--- Given exercise ---
Retype each record shown below, leaving every character as it is.
** START OF Dataset **
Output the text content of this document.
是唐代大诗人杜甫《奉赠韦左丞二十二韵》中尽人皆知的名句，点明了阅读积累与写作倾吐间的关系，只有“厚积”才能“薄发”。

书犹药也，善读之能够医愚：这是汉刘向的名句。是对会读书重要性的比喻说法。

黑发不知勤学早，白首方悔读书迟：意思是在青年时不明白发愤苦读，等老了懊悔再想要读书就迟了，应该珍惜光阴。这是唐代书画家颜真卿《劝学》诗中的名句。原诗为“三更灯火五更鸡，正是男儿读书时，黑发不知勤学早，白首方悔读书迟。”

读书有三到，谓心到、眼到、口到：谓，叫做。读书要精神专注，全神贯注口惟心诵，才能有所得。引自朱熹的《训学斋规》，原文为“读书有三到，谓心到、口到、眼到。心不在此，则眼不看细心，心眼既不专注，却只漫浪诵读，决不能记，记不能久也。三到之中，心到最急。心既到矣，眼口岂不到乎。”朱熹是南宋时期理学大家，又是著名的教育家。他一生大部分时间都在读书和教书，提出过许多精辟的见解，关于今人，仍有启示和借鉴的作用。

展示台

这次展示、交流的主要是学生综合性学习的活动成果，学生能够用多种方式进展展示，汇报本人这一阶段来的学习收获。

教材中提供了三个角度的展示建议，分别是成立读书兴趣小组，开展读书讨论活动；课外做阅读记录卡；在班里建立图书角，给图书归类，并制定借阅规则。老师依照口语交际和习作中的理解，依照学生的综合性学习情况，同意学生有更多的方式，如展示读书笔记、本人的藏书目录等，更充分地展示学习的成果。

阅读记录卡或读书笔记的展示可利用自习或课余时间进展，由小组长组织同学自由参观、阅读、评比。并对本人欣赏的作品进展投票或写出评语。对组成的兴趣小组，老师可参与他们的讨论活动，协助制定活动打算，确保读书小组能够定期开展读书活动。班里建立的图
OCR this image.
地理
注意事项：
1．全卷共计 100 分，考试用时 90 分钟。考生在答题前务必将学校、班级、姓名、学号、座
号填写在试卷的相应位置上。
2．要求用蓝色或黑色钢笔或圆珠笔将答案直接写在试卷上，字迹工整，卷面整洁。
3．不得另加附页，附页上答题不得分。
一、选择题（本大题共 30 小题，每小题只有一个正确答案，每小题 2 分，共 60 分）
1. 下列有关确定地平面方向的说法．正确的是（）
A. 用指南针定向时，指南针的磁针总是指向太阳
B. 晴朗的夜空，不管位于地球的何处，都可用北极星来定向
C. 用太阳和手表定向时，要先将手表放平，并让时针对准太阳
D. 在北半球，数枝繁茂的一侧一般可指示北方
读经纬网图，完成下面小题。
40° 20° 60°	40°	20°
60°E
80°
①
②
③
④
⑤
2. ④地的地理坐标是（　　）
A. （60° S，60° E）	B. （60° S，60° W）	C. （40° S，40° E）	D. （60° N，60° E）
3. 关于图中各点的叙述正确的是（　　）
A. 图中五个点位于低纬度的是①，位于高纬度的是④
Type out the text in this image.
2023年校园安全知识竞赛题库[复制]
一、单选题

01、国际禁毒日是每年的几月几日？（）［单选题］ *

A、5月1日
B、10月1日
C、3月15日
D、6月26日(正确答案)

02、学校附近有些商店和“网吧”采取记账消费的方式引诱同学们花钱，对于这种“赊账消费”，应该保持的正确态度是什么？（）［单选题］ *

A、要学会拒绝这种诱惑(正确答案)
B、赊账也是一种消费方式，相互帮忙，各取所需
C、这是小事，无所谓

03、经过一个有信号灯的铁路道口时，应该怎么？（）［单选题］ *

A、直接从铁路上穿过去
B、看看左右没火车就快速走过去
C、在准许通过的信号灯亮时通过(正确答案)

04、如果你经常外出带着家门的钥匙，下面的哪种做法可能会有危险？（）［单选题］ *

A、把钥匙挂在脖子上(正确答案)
** END OF Dataset **
--- Finished exercise ---
Output the text content of this document.
是唐代大诗人杜甫《奉赠韦左丞二十二韵》中尽人皆知的名句，点明了阅读积累与写作倾吐间的关系，只有“厚积”才能“薄发”。

书犹药也，善读之能够医愚：这是汉刘向的名句。是对会读书重要性的比喻说法。

黑发不知勤学早，白首方悔读书迟：意思是在青年时不明白发愤苦读，等老了懊悔再想要读书就迟了，应该珍惜光阴。这是唐代书画家颜真卿《劝学》诗中的名句。原诗为“三更灯火五更鸡，正是男儿读书时，黑发不知勤学早，白首方悔读书迟。”

读书有三到，谓心到、眼到、口到：谓，叫做。读书要精神专注，全神贯注口惟心诵，才能有所得。引自朱熹的《训学斋规》，原文为“读书有三到，谓心到、口到、眼到。心不在此，则眼不看细心，心眼既不专注，却只漫浪诵读，决不能记，记不能久也。三到之中，心到最急。心既到矣，眼口岂不到乎。”朱熹是南宋时期理学大家，又是著名的教育家。他一生大部分时间都在读书和教书，提出过许多精辟的见解，关于今人，仍有启示和借鉴的作用。

展示台

这次展示、交流的主要是学生综合性学习的活动成果，学生能够用多种方式进展展示，汇报本人这一阶段来的学习收获。

教材中提供了三个角度的展示建议，分别是成立读书兴趣小组，开展读书讨论活动；课外做阅读记录卡；在班里建立图书角，给图书归类，并制定借阅规则。老师依照口语交际和习作中的理解，依照学生的综合性学习情况，同意学生有更多的方式，如展示读书笔记、本人的藏书目录等，更充分地展示学习的成果。

阅读记录卡或读书笔记的展示可利用自习或课余时间进展，由小组长组织同学自由参观、阅读、评比。并对本人欣赏的作品进展投票或写出评语。对组成的兴趣小组，老师可参与他们的讨论活动，协助制定活动打算，确保读书小组能够定期开展读书活动。班里建立的图
OCR this image.
地理
注意事项：
1．全卷共计 100 分，考试用时 90 分钟。考生在答题前务必将学校、班级、姓名、学号、座
号填写在试卷的相应位置上。
2．要求用蓝色或黑色钢笔或圆珠笔将答案直接写在试卷上，字迹工整，卷面整洁。
3．不得另加附页，附页上答题不得分。
一、选择题（本大题共 30 小题，每小题只有一个正确答案，每小题 2 分，共 60 分）
1. 下列有关确定地平面方向的说法．正确的是（）
A. 用指南针定向时，指南针的磁针总是指向太阳
B. 晴朗的夜空，不管位于地球的何处，都可用北极星来定向
C. 用太阳和手表定向时，要先将手表放平，并让时针对准太阳
D. 在北半球，数枝繁茂的一侧一般可指示北方
读经纬网图，完成下面小题。
40° 20° 60°	40°	20°
60°E
80°
①
②
③
④
⑤
2. ④地的地理坐标是（　　）
A. （60° S，60° E）	B. （60° S，60° W）	C. （40° S，40° E）	D. （60° N，60° E）
3. 关于图中各点的叙述正确的是（　　）
A. 图中五个点位于低纬度的是①，位于高纬度的是④
Type out the text in this image.
2023年校园安全知识竞赛题库[复制]
一、单选题

01、国际禁毒日是每年的几月几日？（）［单选题］ *

A、5月1日
B、10月1日
C、3月15日
D、6月26日(正确答案)

02、学校附近有些商店和“网吧”采取记账消费的方式引诱同学们花钱，对于这种“赊账消费”，应该保持的正确态度是什么？（）［单选题］ *

A、要学会拒绝这种诱惑(正确答案)
B、赊账也是一种消费方式，相互帮忙，各取所需
C、这是小事，无所谓

03、经过一个有信号灯的铁路道口时，应该怎么？（）［单选题］ *

A、直接从铁路上穿过去
B、看看左右没火车就快速走过去
C、在准许通过的信号灯亮时通过(正确答案)

04、如果你经常外出带着家门的钥匙，下面的哪种做法可能会有危险？（）［单选题］ *

A、把钥匙挂在脖子上(正确答案)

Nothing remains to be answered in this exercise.